• DIRECTIONS FOR THIS TASK: Write out each line beneath this one exactly as it reads.

Structured figure records
◇ ◇ ◇ ◇ ◇

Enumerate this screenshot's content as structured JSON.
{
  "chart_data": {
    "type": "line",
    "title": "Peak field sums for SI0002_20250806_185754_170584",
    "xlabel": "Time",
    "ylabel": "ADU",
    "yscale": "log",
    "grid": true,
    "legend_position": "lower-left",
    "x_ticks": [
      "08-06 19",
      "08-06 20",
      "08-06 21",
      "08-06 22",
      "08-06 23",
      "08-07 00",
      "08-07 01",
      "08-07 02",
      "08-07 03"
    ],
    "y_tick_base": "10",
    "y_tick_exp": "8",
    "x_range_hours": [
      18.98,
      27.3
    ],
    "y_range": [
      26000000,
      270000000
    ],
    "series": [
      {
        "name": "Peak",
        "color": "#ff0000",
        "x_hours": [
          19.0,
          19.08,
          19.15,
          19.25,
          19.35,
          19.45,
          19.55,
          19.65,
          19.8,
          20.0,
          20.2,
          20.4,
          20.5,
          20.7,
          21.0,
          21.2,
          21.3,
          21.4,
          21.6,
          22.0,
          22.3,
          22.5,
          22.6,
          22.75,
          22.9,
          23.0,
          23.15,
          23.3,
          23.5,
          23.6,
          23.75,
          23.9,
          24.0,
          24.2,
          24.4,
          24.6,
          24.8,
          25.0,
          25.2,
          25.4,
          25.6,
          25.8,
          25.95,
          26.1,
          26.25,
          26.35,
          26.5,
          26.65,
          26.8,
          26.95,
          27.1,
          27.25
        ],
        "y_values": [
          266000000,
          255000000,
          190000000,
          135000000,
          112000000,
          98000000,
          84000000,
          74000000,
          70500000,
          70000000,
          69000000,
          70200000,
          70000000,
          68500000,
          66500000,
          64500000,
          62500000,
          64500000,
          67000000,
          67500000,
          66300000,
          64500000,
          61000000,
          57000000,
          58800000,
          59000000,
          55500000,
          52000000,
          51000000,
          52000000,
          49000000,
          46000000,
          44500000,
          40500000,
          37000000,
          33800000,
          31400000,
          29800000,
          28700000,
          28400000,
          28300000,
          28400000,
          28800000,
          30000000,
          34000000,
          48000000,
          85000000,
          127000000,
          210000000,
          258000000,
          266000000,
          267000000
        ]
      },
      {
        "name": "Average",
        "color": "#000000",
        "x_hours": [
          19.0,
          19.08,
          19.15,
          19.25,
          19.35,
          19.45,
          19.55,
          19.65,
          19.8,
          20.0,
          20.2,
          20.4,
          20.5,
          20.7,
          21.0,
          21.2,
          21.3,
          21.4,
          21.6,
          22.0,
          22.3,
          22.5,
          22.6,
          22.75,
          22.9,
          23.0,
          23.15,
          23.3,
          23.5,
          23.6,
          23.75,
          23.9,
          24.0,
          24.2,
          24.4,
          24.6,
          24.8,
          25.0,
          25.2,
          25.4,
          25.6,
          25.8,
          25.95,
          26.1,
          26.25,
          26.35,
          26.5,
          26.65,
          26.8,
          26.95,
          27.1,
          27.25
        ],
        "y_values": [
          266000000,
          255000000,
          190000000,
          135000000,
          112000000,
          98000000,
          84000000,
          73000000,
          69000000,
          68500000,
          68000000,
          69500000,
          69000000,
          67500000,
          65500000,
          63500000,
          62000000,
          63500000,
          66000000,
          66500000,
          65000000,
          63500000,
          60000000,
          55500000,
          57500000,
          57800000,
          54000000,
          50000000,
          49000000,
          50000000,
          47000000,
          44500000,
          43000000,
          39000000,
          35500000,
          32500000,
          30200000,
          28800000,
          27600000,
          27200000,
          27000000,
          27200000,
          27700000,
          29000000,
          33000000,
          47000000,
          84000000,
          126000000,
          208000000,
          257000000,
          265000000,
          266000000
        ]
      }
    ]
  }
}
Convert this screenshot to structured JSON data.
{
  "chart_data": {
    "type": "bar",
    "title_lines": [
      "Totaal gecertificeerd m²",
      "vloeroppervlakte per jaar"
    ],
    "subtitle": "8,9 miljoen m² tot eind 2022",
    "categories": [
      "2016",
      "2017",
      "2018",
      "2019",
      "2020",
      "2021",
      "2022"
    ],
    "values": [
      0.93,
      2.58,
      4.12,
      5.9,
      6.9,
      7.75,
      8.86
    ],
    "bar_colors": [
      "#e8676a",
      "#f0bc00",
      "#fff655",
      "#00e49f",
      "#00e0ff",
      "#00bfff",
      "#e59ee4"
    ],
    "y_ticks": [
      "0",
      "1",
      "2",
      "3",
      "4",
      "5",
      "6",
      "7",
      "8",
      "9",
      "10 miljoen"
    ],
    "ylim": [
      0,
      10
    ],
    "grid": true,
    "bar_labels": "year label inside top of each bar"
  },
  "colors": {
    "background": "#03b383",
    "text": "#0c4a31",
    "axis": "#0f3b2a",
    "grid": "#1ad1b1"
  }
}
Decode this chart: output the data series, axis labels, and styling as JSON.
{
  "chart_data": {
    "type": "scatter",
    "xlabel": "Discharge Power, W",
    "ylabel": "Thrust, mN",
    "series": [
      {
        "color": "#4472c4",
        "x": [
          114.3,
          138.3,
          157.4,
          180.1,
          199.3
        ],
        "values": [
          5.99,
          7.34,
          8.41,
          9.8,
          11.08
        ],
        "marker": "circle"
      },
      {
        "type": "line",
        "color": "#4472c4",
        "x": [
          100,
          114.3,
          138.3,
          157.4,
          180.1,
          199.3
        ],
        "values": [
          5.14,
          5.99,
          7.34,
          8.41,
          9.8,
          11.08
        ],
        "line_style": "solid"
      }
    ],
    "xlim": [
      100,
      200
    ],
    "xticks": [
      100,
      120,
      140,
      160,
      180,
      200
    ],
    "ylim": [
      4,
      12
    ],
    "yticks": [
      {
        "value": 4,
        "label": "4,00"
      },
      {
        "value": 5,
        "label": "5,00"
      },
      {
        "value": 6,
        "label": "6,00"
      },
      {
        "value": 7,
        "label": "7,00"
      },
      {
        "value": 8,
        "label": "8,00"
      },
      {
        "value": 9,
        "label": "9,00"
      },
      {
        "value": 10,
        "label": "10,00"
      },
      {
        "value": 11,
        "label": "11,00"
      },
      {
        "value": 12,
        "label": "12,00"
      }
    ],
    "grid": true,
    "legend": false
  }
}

◇ ◇ ◇ ◇ ◇

• EXPECTED ANSWER:
Enumerate this screenshot's content as structured JSON.
{
  "chart_data": {
    "type": "line",
    "title": "Peak field sums for SI0002_20250806_185754_170584",
    "xlabel": "Time",
    "ylabel": "ADU",
    "yscale": "log",
    "grid": true,
    "legend_position": "lower-left",
    "x_ticks": [
      "08-06 19",
      "08-06 20",
      "08-06 21",
      "08-06 22",
      "08-06 23",
      "08-07 00",
      "08-07 01",
      "08-07 02",
      "08-07 03"
    ],
    "y_tick_base": "10",
    "y_tick_exp": "8",
    "x_range_hours": [
      18.98,
      27.3
    ],
    "y_range": [
      26000000,
      270000000
    ],
    "series": [
      {
        "name": "Peak",
        "color": "#ff0000",
        "x_hours": [
          19.0,
          19.08,
          19.15,
          19.25,
          19.35,
          19.45,
          19.55,
          19.65,
          19.8,
          20.0,
          20.2,
          20.4,
          20.5,
          20.7,
          21.0,
          21.2,
          21.3,
          21.4,
          21.6,
          22.0,
          22.3,
          22.5,
          22.6,
          22.75,
          22.9,
          23.0,
          23.15,
          23.3,
          23.5,
          23.6,
          23.75,
          23.9,
          24.0,
          24.2,
          24.4,
          24.6,
          24.8,
          25.0,
          25.2,
          25.4,
          25.6,
          25.8,
          25.95,
          26.1,
          26.25,
          26.35,
          26.5,
          26.65,
          26.8,
          26.95,
          27.1,
          27.25
        ],
        "y_values": [
          266000000,
          255000000,
          190000000,
          135000000,
          112000000,
          98000000,
          84000000,
          74000000,
          70500000,
          70000000,
          69000000,
          70200000,
          70000000,
          68500000,
          66500000,
          64500000,
          62500000,
          64500000,
          67000000,
          67500000,
          66300000,
          64500000,
          61000000,
          57000000,
          58800000,
          59000000,
          55500000,
          52000000,
          51000000,
          52000000,
          49000000,
          46000000,
          44500000,
          40500000,
          37000000,
          33800000,
          31400000,
          29800000,
          28700000,
          28400000,
          28300000,
          28400000,
          28800000,
          30000000,
          34000000,
          48000000,
          85000000,
          127000000,
          210000000,
          258000000,
          266000000,
          267000000
        ]
      },
      {
        "name": "Average",
        "color": "#000000",
        "x_hours": [
          19.0,
          19.08,
          19.15,
          19.25,
          19.35,
          19.45,
          19.55,
          19.65,
          19.8,
          20.0,
          20.2,
          20.4,
          20.5,
          20.7,
          21.0,
          21.2,
          21.3,
          21.4,
          21.6,
          22.0,
          22.3,
          22.5,
          22.6,
          22.75,
          22.9,
          23.0,
          23.15,
          23.3,
          23.5,
          23.6,
          23.75,
          23.9,
          24.0,
          24.2,
          24.4,
          24.6,
          24.8,
          25.0,
          25.2,
          25.4,
          25.6,
          25.8,
          25.95,
          26.1,
          26.25,
          26.35,
          26.5,
          26.65,
          26.8,
          26.95,
          27.1,
          27.25
        ],
        "y_values": [
          266000000,
          255000000,
          190000000,
          135000000,
          112000000,
          98000000,
          84000000,
          73000000,
          69000000,
          68500000,
          68000000,
          69500000,
          69000000,
          67500000,
          65500000,
          63500000,
          62000000,
          63500000,
          66000000,
          66500000,
          65000000,
          63500000,
          60000000,
          55500000,
          57500000,
          57800000,
          54000000,
          50000000,
          49000000,
          50000000,
          47000000,
          44500000,
          43000000,
          39000000,
          35500000,
          32500000,
          30200000,
          28800000,
          27600000,
          27200000,
          27000000,
          27200000,
          27700000,
          29000000,
          33000000,
          47000000,
          84000000,
          126000000,
          208000000,
          257000000,
          265000000,
          266000000
        ]
      }
    ]
  }
}
Convert this screenshot to structured JSON data.
{
  "chart_data": {
    "type": "bar",
    "title_lines": [
      "Totaal gecertificeerd m²",
      "vloeroppervlakte per jaar"
    ],
    "subtitle": "8,9 miljoen m² tot eind 2022",
    "categories": [
      "2016",
      "2017",
      "2018",
      "2019",
      "2020",
      "2021",
      "2022"
    ],
    "values": [
      0.93,
      2.58,
      4.12,
      5.9,
      6.9,
      7.75,
      8.86
    ],
    "bar_colors": [
      "#e8676a",
      "#f0bc00",
      "#fff655",
      "#00e49f",
      "#00e0ff",
      "#00bfff",
      "#e59ee4"
    ],
    "y_ticks": [
      "0",
      "1",
      "2",
      "3",
      "4",
      "5",
      "6",
      "7",
      "8",
      "9",
      "10 miljoen"
    ],
    "ylim": [
      0,
      10
    ],
    "grid": true,
    "bar_labels": "year label inside top of each bar"
  },
  "colors": {
    "background": "#03b383",
    "text": "#0c4a31",
    "axis": "#0f3b2a",
    "grid": "#1ad1b1"
  }
}
Decode this chart: output the data series, axis labels, and styling as JSON.
{
  "chart_data": {
    "type": "scatter",
    "xlabel": "Discharge Power, W",
    "ylabel": "Thrust, mN",
    "series": [
      {
        "color": "#4472c4",
        "x": [
          114.3,
          138.3,
          157.4,
          180.1,
          199.3
        ],
        "values": [
          5.99,
          7.34,
          8.41,
          9.8,
          11.08
        ],
        "marker": "circle"
      },
      {
        "type": "line",
        "color": "#4472c4",
        "x": [
          100,
          114.3,
          138.3,
          157.4,
          180.1,
          199.3
        ],
        "values": [
          5.14,
          5.99,
          7.34,
          8.41,
          9.8,
          11.08
        ],
        "line_style": "solid"
      }
    ],
    "xlim": [
      100,
      200
    ],
    "xticks": [
      100,
      120,
      140,
      160,
      180,
      200
    ],
    "ylim": [
      4,
      12
    ],
    "yticks": [
      {
        "value": 4,
        "label": "4,00"
      },
      {
        "value": 5,
        "label": "5,00"
      },
      {
        "value": 6,
        "label": "6,00"
      },
      {
        "value": 7,
        "label": "7,00"
      },
      {
        "value": 8,
        "label": "8,00"
      },
      {
        "value": 9,
        "label": "9,00"
      },
      {
        "value": 10,
        "label": "10,00"
      },
      {
        "value": 11,
        "label": "11,00"
      },
      {
        "value": 12,
        "label": "12,00"
      }
    ],
    "grid": true,
    "legend": false
  }
}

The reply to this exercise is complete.